● **Given request**
Look for "dummy" in the listing below. Gather each line that contains it.

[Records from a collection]
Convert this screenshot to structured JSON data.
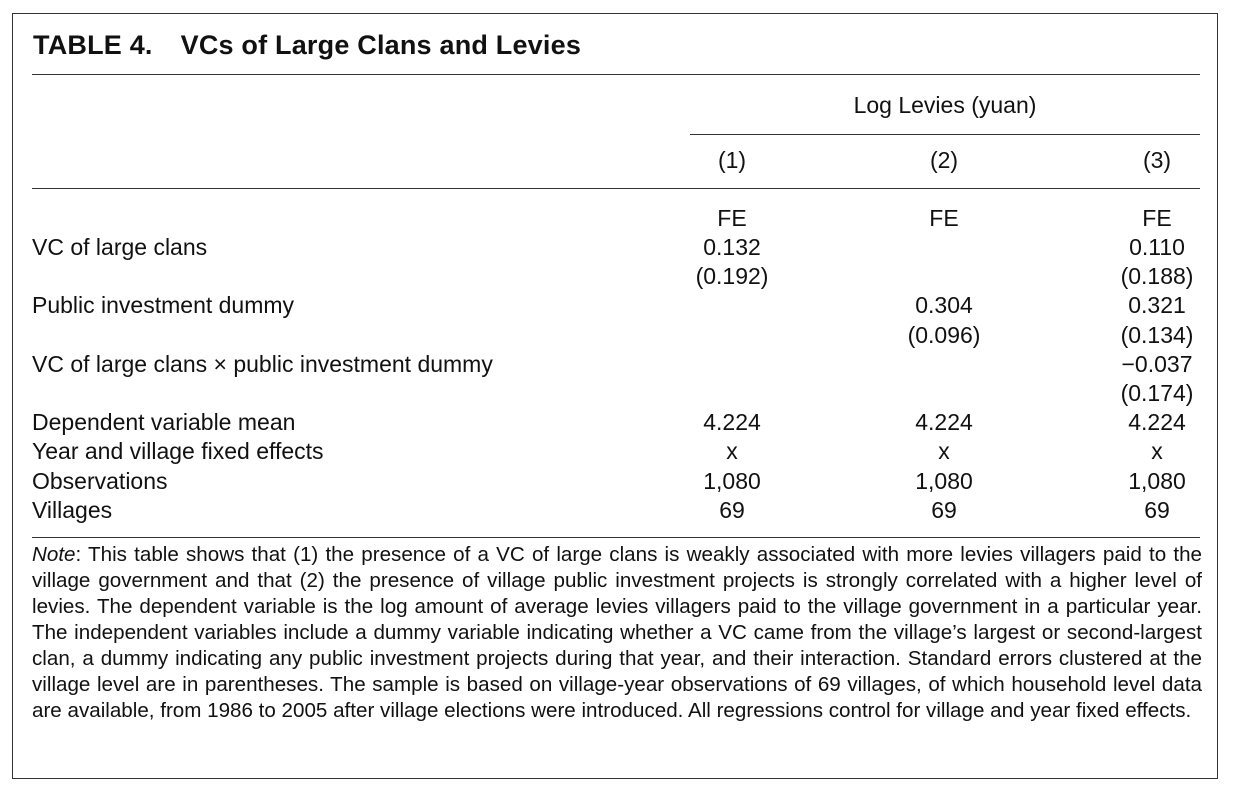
{
  "title": {
    "label": "TABLE 4.",
    "text": "VCs of Large Clans and Levies"
  },
  "header": {
    "dependent_variable": "Log Levies (yuan)",
    "columns": [
      "(1)",
      "(2)",
      "(3)"
    ]
  },
  "estimator": [
    "FE",
    "FE",
    "FE"
  ],
  "rows": [
    {
      "label": "VC of large clans",
      "values": [
        "0.132",
        "",
        "0.110"
      ]
    },
    {
      "label": "",
      "values": [
        "(0.192)",
        "",
        "(0.188)"
      ]
    },
    {
      "label": "Public investment dummy",
      "values": [
        "",
        "0.304",
        "0.321"
      ]
    },
    {
      "label": "",
      "values": [
        "",
        "(0.096)",
        "(0.134)"
      ]
    },
    {
      "label": "VC of large clans × public investment dummy",
      "values": [
        "",
        "",
        "−0.037"
      ]
    },
    {
      "label": "",
      "values": [
        "",
        "",
        "(0.174)"
      ]
    },
    {
      "label": "Dependent variable mean",
      "values": [
        "4.224",
        "4.224",
        "4.224"
      ]
    },
    {
      "label": "Year and village fixed effects",
      "values": [
        "x",
        "x",
        "x"
      ]
    },
    {
      "label": "Observations",
      "values": [
        "1,080",
        "1,080",
        "1,080"
      ]
    },
    {
      "label": "Villages",
      "values": [
        "69",
        "69",
        "69"
      ]
    }
  ],
  "note": {
    "lead": "Note",
    "text": ": This table shows that (1) the presence of a VC of large clans is weakly associated with more levies villagers paid to the village government and that (2) the presence of village public investment projects is strongly correlated with a higher level of levies. The dependent variable is the log amount of average levies villagers paid to the village government in a particular year. The independent variables include a dummy variable indicating whether a VC came from the village’s largest or second-largest clan, a dummy indicating any public investment projects during that year, and their interaction. Standard errors clustered at the village level are in parentheses. The sample is based on village-year observations of 69 villages, of which household level data are available, from 1986 to 2005 after village elections were introduced. All regressions control for village and year fixed effects."
  }
}
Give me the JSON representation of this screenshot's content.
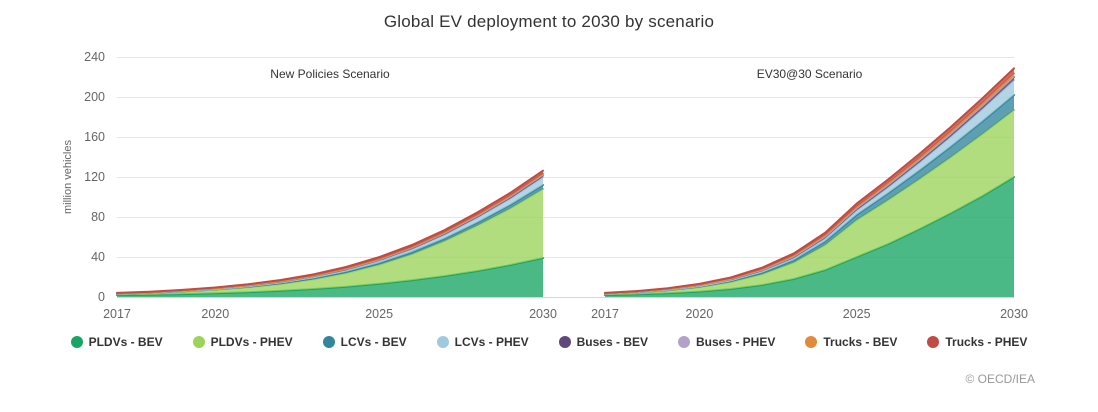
{
  "footer": {
    "copyright": "© OECD/IEA"
  },
  "colors": {
    "background": "#ffffff",
    "grid_line": "#e6e6e6",
    "axis_line": "#ccd6eb",
    "tick_text": "#666666",
    "title_text": "#333333",
    "caption_text": "#333333",
    "legend_text": "#333333",
    "footer_text": "#999999"
  },
  "chart_data": {
    "type": "area",
    "stacked": true,
    "title": "Global EV deployment to 2030 by scenario",
    "xlabel": "",
    "ylabel": "million vehicles",
    "ylim": [
      0,
      240
    ],
    "yticks": [
      0,
      40,
      80,
      120,
      160,
      200,
      240
    ],
    "grid": true,
    "legend_position": "bottom",
    "x": [
      2017,
      2018,
      2019,
      2020,
      2021,
      2022,
      2023,
      2024,
      2025,
      2026,
      2027,
      2028,
      2029,
      2030
    ],
    "xticks": [
      2017,
      2020,
      2025,
      2030
    ],
    "series": [
      {
        "name": "PLDVs - BEV",
        "color": "#18a564"
      },
      {
        "name": "PLDVs - PHEV",
        "color": "#9cd45a"
      },
      {
        "name": "LCVs - BEV",
        "color": "#31859c"
      },
      {
        "name": "LCVs - PHEV",
        "color": "#9fc9dd"
      },
      {
        "name": "Buses - BEV",
        "color": "#5f497a"
      },
      {
        "name": "Buses - PHEV",
        "color": "#b3a2c7"
      },
      {
        "name": "Trucks - BEV",
        "color": "#e08a3c"
      },
      {
        "name": "Trucks - PHEV",
        "color": "#bf4b44"
      }
    ],
    "panels": [
      {
        "label": "New Policies Scenario",
        "values": [
          [
            1.9,
            2.3,
            2.9,
            3.7,
            4.8,
            6.2,
            8.0,
            10.3,
            13.2,
            16.8,
            21.0,
            26.0,
            32.0,
            39.0
          ],
          [
            1.2,
            1.7,
            2.4,
            3.4,
            4.8,
            6.8,
            9.6,
            13.6,
            19.0,
            26.0,
            35.0,
            45.5,
            56.5,
            69.0
          ],
          [
            0.15,
            0.2,
            0.3,
            0.45,
            0.6,
            0.8,
            1.05,
            1.35,
            1.7,
            2.1,
            2.5,
            3.0,
            3.5,
            4.0
          ],
          [
            0.1,
            0.15,
            0.25,
            0.4,
            0.6,
            0.85,
            1.2,
            1.65,
            2.2,
            2.9,
            3.8,
            4.9,
            6.3,
            8.0
          ],
          [
            0.35,
            0.45,
            0.55,
            0.65,
            0.75,
            0.85,
            0.95,
            1.05,
            1.15,
            1.25,
            1.4,
            1.5,
            1.65,
            1.8
          ],
          [
            0.05,
            0.06,
            0.08,
            0.1,
            0.13,
            0.16,
            0.2,
            0.24,
            0.28,
            0.32,
            0.36,
            0.4,
            0.45,
            0.5
          ],
          [
            0.03,
            0.05,
            0.08,
            0.12,
            0.17,
            0.23,
            0.3,
            0.38,
            0.47,
            0.57,
            0.68,
            0.78,
            0.9,
            1.0
          ],
          [
            0.3,
            0.4,
            0.55,
            0.7,
            0.9,
            1.1,
            1.35,
            1.6,
            1.9,
            2.1,
            2.3,
            2.5,
            2.75,
            3.0
          ]
        ]
      },
      {
        "label": "EV30@30 Scenario",
        "values": [
          [
            1.9,
            2.6,
            3.7,
            5.4,
            8.0,
            12.0,
            18.0,
            27.0,
            40.0,
            53.0,
            68.0,
            84.0,
            101.0,
            120.0
          ],
          [
            1.2,
            1.8,
            2.8,
            4.4,
            6.9,
            10.8,
            16.5,
            25.0,
            37.0,
            44.0,
            50.0,
            56.0,
            62.0,
            67.0
          ],
          [
            0.15,
            0.25,
            0.4,
            0.65,
            1.0,
            1.6,
            2.4,
            3.6,
            5.2,
            6.8,
            8.6,
            10.6,
            12.7,
            15.0
          ],
          [
            0.1,
            0.17,
            0.3,
            0.5,
            0.8,
            1.3,
            2.0,
            3.0,
            4.4,
            6.0,
            7.9,
            10.0,
            12.4,
            15.0
          ],
          [
            0.35,
            0.5,
            0.65,
            0.85,
            1.05,
            1.3,
            1.55,
            1.8,
            2.0,
            2.2,
            2.4,
            2.6,
            2.8,
            3.0
          ],
          [
            0.05,
            0.07,
            0.1,
            0.14,
            0.18,
            0.23,
            0.28,
            0.34,
            0.4,
            0.45,
            0.49,
            0.53,
            0.57,
            0.6
          ],
          [
            0.05,
            0.1,
            0.17,
            0.27,
            0.4,
            0.55,
            0.75,
            1.0,
            1.3,
            1.6,
            1.9,
            2.2,
            2.6,
            3.0
          ],
          [
            0.3,
            0.45,
            0.65,
            0.9,
            1.2,
            1.6,
            2.1,
            2.6,
            3.1,
            3.5,
            3.9,
            4.3,
            4.7,
            5.0
          ]
        ]
      }
    ]
  }
}
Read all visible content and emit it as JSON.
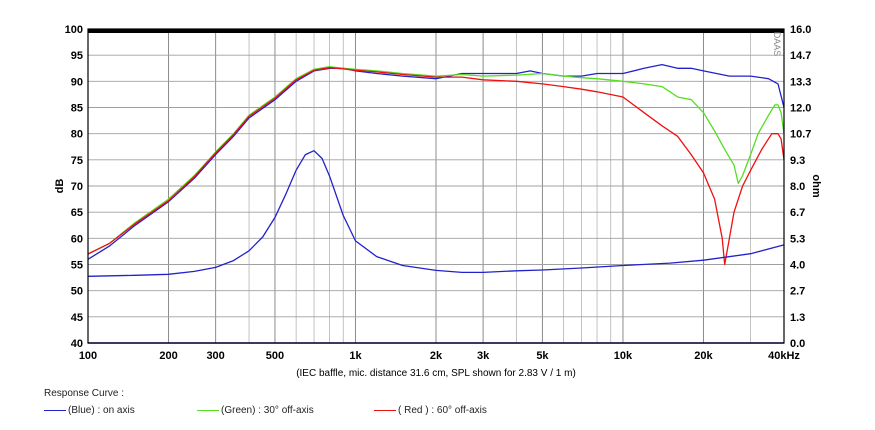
{
  "chart_data": {
    "type": "line",
    "watermark": "DAAS",
    "caption": "(IEC baffle, mic. distance 31.6 cm, SPL shown for 2.83 V / 1 m)",
    "x_axis": {
      "scale": "log",
      "range": [
        100,
        40000
      ],
      "unit_label": "kHz",
      "tick_values": [
        100,
        200,
        300,
        500,
        1000,
        2000,
        3000,
        5000,
        10000,
        20000,
        40000
      ],
      "tick_labels": [
        "100",
        "200",
        "300",
        "500",
        "1k",
        "2k",
        "3k",
        "5k",
        "10k",
        "20k",
        "40kHz"
      ]
    },
    "y_left": {
      "label": "dB",
      "range": [
        40,
        100
      ],
      "ticks": [
        "40",
        "45",
        "50",
        "55",
        "60",
        "65",
        "70",
        "75",
        "80",
        "85",
        "90",
        "95",
        "100"
      ]
    },
    "y_right": {
      "label": "ohm",
      "range": [
        0,
        16
      ],
      "ticks": [
        "0.0",
        "1.3",
        "2.7",
        "4.0",
        "5.3",
        "6.7",
        "8.0",
        "9.3",
        "10.7",
        "12.0",
        "13.3",
        "14.7",
        "16.0"
      ]
    },
    "grid": true,
    "legend": {
      "title": "Response Curve :",
      "items": [
        {
          "label": "(Blue) : on axis",
          "color": "#2222cc"
        },
        {
          "label": "(Green) : 30° off-axis",
          "color": "#55dd22"
        },
        {
          "label": "( Red ) : 60° off-axis",
          "color": "#ee1111"
        }
      ]
    },
    "series": [
      {
        "color": "#2222cc",
        "axis": "left",
        "points": [
          [
            100,
            56
          ],
          [
            120,
            58.5
          ],
          [
            150,
            62.5
          ],
          [
            200,
            67
          ],
          [
            250,
            71.5
          ],
          [
            300,
            76
          ],
          [
            350,
            79.5
          ],
          [
            400,
            83
          ],
          [
            500,
            86.5
          ],
          [
            600,
            90
          ],
          [
            700,
            92
          ],
          [
            800,
            92.5
          ],
          [
            900,
            92.5
          ],
          [
            1000,
            92
          ],
          [
            1200,
            91.5
          ],
          [
            1500,
            91
          ],
          [
            2000,
            90.5
          ],
          [
            2500,
            91.5
          ],
          [
            3000,
            91.5
          ],
          [
            4000,
            91.5
          ],
          [
            4500,
            92
          ],
          [
            5000,
            91.5
          ],
          [
            6000,
            91
          ],
          [
            7000,
            91
          ],
          [
            8000,
            91.5
          ],
          [
            9000,
            91.5
          ],
          [
            10000,
            91.5
          ],
          [
            12000,
            92.5
          ],
          [
            14000,
            93.2
          ],
          [
            16000,
            92.5
          ],
          [
            18000,
            92.5
          ],
          [
            20000,
            92
          ],
          [
            25000,
            91
          ],
          [
            30000,
            91
          ],
          [
            35000,
            90.5
          ],
          [
            38000,
            89.5
          ],
          [
            40000,
            85
          ]
        ]
      },
      {
        "color": "#55dd22",
        "axis": "left",
        "points": [
          [
            100,
            57
          ],
          [
            120,
            59
          ],
          [
            150,
            63
          ],
          [
            200,
            67.5
          ],
          [
            250,
            72
          ],
          [
            300,
            76.5
          ],
          [
            350,
            80
          ],
          [
            400,
            83.5
          ],
          [
            500,
            87
          ],
          [
            600,
            90.5
          ],
          [
            700,
            92.3
          ],
          [
            800,
            92.8
          ],
          [
            900,
            92.5
          ],
          [
            1000,
            92.3
          ],
          [
            1200,
            92
          ],
          [
            1500,
            91.5
          ],
          [
            2000,
            91
          ],
          [
            2500,
            91.3
          ],
          [
            3000,
            91
          ],
          [
            4000,
            91.2
          ],
          [
            5000,
            91.5
          ],
          [
            6000,
            91
          ],
          [
            7000,
            90.7
          ],
          [
            8000,
            90.5
          ],
          [
            10000,
            90
          ],
          [
            12000,
            89.5
          ],
          [
            14000,
            89
          ],
          [
            15000,
            88
          ],
          [
            16000,
            87
          ],
          [
            18000,
            86.5
          ],
          [
            20000,
            84
          ],
          [
            22000,
            80.5
          ],
          [
            24000,
            77
          ],
          [
            26000,
            74
          ],
          [
            27000,
            70.5
          ],
          [
            28000,
            72
          ],
          [
            30000,
            76
          ],
          [
            32000,
            80
          ],
          [
            35000,
            83.5
          ],
          [
            37000,
            85.5
          ],
          [
            38000,
            85.5
          ],
          [
            39000,
            84
          ],
          [
            40000,
            80
          ]
        ]
      },
      {
        "color": "#ee1111",
        "axis": "left",
        "points": [
          [
            100,
            57
          ],
          [
            120,
            59
          ],
          [
            150,
            62.8
          ],
          [
            200,
            67.2
          ],
          [
            250,
            71.8
          ],
          [
            300,
            76.3
          ],
          [
            350,
            79.8
          ],
          [
            400,
            83.3
          ],
          [
            500,
            86.8
          ],
          [
            600,
            90.3
          ],
          [
            700,
            92.1
          ],
          [
            800,
            92.6
          ],
          [
            900,
            92.4
          ],
          [
            1000,
            92.1
          ],
          [
            1200,
            91.8
          ],
          [
            1500,
            91.3
          ],
          [
            2000,
            90.8
          ],
          [
            2500,
            90.8
          ],
          [
            3000,
            90.3
          ],
          [
            4000,
            90
          ],
          [
            5000,
            89.5
          ],
          [
            6000,
            89
          ],
          [
            7000,
            88.5
          ],
          [
            8000,
            88
          ],
          [
            10000,
            87
          ],
          [
            12000,
            84
          ],
          [
            14000,
            81.5
          ],
          [
            16000,
            79.5
          ],
          [
            18000,
            76
          ],
          [
            20000,
            72.5
          ],
          [
            22000,
            67.5
          ],
          [
            23500,
            60
          ],
          [
            24000,
            55
          ],
          [
            25000,
            60
          ],
          [
            26000,
            65
          ],
          [
            28000,
            70
          ],
          [
            30000,
            73
          ],
          [
            33000,
            77
          ],
          [
            36000,
            80
          ],
          [
            38000,
            80
          ],
          [
            39000,
            79
          ],
          [
            40000,
            75
          ]
        ]
      },
      {
        "color": "#2222cc",
        "axis": "right",
        "points": [
          [
            100,
            3.4
          ],
          [
            150,
            3.45
          ],
          [
            200,
            3.5
          ],
          [
            250,
            3.65
          ],
          [
            300,
            3.85
          ],
          [
            350,
            4.2
          ],
          [
            400,
            4.7
          ],
          [
            450,
            5.4
          ],
          [
            500,
            6.4
          ],
          [
            550,
            7.6
          ],
          [
            600,
            8.8
          ],
          [
            650,
            9.6
          ],
          [
            700,
            9.8
          ],
          [
            750,
            9.4
          ],
          [
            800,
            8.5
          ],
          [
            900,
            6.5
          ],
          [
            1000,
            5.2
          ],
          [
            1200,
            4.4
          ],
          [
            1500,
            3.95
          ],
          [
            2000,
            3.7
          ],
          [
            2500,
            3.6
          ],
          [
            3000,
            3.6
          ],
          [
            4000,
            3.68
          ],
          [
            5000,
            3.72
          ],
          [
            7000,
            3.82
          ],
          [
            10000,
            3.95
          ],
          [
            15000,
            4.07
          ],
          [
            20000,
            4.22
          ],
          [
            30000,
            4.55
          ],
          [
            40000,
            5.0
          ]
        ]
      }
    ]
  }
}
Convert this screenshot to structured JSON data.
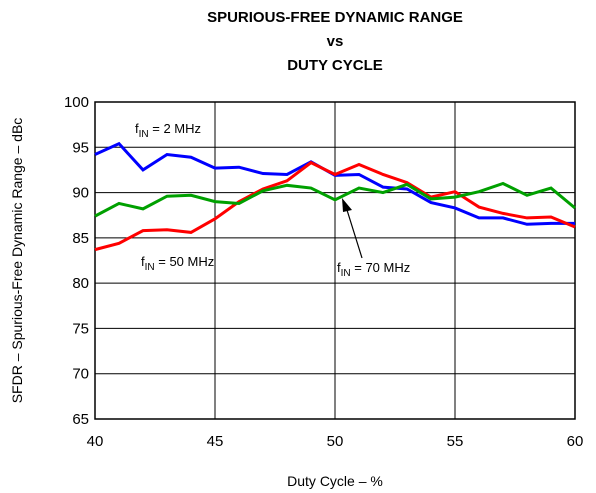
{
  "chart_data": {
    "type": "line",
    "title": [
      "SPURIOUS-FREE DYNAMIC RANGE",
      "vs",
      "DUTY CYCLE"
    ],
    "x_label": "Duty Cycle – %",
    "y_label": "SFDR – Spurious-Free Dynamic Range – dBc",
    "x": [
      40,
      41,
      42,
      43,
      44,
      45,
      46,
      47,
      48,
      49,
      50,
      51,
      52,
      53,
      54,
      55,
      56,
      57,
      58,
      59,
      60
    ],
    "series": [
      {
        "color": "#0000ff",
        "values": [
          94.2,
          95.4,
          92.5,
          94.2,
          93.9,
          92.7,
          92.8,
          92.1,
          92.0,
          93.4,
          91.9,
          92.0,
          90.6,
          90.4,
          88.9,
          88.3,
          87.2,
          87.2,
          86.5,
          86.6,
          86.6
        ]
      },
      {
        "color": "#ff0000",
        "values": [
          83.7,
          84.4,
          85.8,
          85.9,
          85.6,
          87.1,
          89.0,
          90.4,
          91.3,
          93.3,
          92.0,
          93.1,
          92.0,
          91.1,
          89.5,
          90.1,
          88.4,
          87.7,
          87.2,
          87.3,
          86.2
        ]
      },
      {
        "color": "#00a000",
        "values": [
          87.4,
          88.8,
          88.2,
          89.6,
          89.7,
          89.0,
          88.8,
          90.2,
          90.8,
          90.5,
          89.2,
          90.5,
          90.0,
          90.9,
          89.3,
          89.5,
          90.1,
          91.0,
          89.7,
          90.5,
          88.3
        ]
      }
    ],
    "annotations": [
      {
        "base": "f",
        "sub": "IN",
        "text": " = 2 MHz"
      },
      {
        "base": "f",
        "sub": "IN",
        "text": " = 50 MHz"
      },
      {
        "base": "f",
        "sub": "IN",
        "text": " = 70 MHz"
      }
    ],
    "xlim": [
      40,
      60
    ],
    "xticks": [
      40,
      45,
      50,
      55,
      60
    ],
    "ylim": [
      65,
      100
    ],
    "yticks": [
      65,
      70,
      75,
      80,
      85,
      90,
      95,
      100
    ],
    "grid": true
  }
}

● **In response**
      "label": "Public investment dummy",
      "label": "VC of large clans × public investment dummy",
    "text": ": This table shows that (1) the presence of a VC of large clans is weakly associated with more levies villagers paid to the village government and that (2) the presence of village public investment projects is strongly correlated with a higher level of levies. The dependent variable is the log amount of average levies villagers paid to the village government in a particular year. The independent variables include a dummy variable indicating whether a VC came from the village’s largest or second-largest clan, a dummy indicating any public investment projects during that year, and their interaction. Standard errors clustered at the village level are in parentheses. The sample is based on village-year observations of 69 villages, of which household level data are available, from 1986 to 2005 after village elections were introduced. All regressions control for village and year fixed effects."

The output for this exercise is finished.